> THE TASK: Look through the data below. Pick out the lines holding the string "Deployment".

> DATA SUPPLIED:
+--
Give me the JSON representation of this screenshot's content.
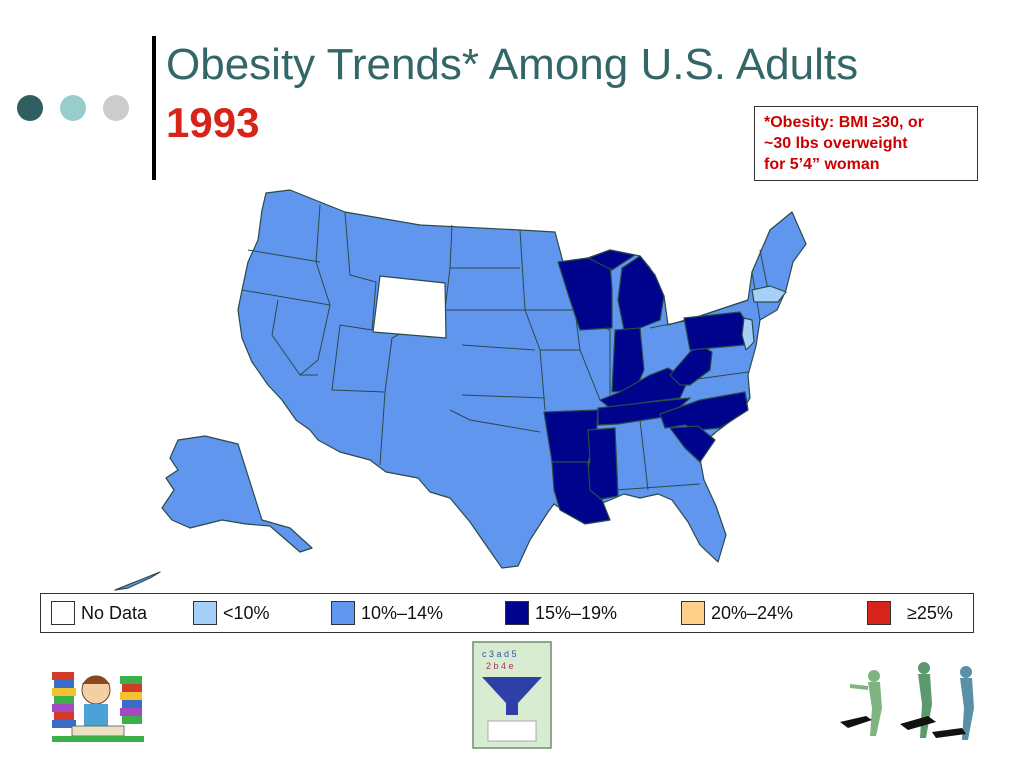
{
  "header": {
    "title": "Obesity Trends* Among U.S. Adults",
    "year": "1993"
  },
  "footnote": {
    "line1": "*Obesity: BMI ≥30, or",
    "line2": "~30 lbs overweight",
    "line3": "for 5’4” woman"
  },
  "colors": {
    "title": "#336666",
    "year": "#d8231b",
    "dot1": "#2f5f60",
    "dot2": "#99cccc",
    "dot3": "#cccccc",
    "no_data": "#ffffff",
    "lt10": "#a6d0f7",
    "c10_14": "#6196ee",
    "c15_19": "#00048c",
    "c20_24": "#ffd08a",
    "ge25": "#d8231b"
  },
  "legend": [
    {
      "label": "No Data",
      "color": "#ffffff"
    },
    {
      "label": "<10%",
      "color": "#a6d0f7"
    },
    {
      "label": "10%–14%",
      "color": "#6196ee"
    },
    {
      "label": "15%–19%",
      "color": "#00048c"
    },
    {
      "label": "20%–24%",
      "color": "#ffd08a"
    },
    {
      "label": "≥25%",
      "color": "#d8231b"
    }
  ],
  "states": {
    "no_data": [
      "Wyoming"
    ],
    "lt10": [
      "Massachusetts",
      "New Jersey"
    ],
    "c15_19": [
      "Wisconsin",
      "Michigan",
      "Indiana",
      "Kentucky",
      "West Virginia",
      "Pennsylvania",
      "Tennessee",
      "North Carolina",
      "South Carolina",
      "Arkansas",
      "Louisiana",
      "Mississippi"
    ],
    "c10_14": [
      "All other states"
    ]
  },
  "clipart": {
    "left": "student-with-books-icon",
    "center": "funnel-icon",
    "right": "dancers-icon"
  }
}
+--
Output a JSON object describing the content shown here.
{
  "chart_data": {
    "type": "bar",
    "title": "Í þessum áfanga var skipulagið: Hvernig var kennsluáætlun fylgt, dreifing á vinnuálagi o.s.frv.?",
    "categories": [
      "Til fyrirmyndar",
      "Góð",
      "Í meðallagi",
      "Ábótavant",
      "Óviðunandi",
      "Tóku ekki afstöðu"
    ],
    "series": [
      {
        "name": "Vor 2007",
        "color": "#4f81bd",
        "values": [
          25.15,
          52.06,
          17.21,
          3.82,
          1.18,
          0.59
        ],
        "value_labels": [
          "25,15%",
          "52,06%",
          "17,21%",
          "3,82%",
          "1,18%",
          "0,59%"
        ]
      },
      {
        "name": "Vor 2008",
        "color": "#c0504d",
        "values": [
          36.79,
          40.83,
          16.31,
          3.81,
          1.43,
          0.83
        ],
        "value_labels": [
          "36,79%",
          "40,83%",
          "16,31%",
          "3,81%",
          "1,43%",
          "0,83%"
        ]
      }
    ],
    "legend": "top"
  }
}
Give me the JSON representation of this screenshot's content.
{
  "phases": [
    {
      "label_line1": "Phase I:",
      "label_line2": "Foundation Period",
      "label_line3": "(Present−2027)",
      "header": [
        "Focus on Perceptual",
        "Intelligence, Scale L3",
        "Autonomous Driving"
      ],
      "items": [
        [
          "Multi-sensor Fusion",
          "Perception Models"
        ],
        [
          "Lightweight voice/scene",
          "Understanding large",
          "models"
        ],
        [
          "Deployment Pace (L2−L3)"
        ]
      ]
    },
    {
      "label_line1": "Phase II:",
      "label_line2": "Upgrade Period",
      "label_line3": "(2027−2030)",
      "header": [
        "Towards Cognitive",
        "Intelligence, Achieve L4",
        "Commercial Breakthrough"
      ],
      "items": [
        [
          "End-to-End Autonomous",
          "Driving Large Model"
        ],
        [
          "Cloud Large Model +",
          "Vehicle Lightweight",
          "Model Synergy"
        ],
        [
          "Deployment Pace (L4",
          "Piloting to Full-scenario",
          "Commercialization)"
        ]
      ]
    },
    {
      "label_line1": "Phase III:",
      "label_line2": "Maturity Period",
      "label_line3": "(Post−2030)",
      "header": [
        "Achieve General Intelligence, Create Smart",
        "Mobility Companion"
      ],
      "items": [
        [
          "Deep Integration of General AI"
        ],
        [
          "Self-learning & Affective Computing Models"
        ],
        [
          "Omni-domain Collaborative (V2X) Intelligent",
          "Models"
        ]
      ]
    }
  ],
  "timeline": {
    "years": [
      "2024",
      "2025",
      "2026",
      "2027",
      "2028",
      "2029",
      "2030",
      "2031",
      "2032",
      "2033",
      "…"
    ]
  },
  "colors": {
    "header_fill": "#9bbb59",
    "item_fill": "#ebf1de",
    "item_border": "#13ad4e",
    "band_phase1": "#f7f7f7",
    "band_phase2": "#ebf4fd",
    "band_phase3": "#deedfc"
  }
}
+--
> ANSWER TO THIS EXERCISE:
          "Deployment Pace (L2−L3)"
          "Deployment Pace (L4",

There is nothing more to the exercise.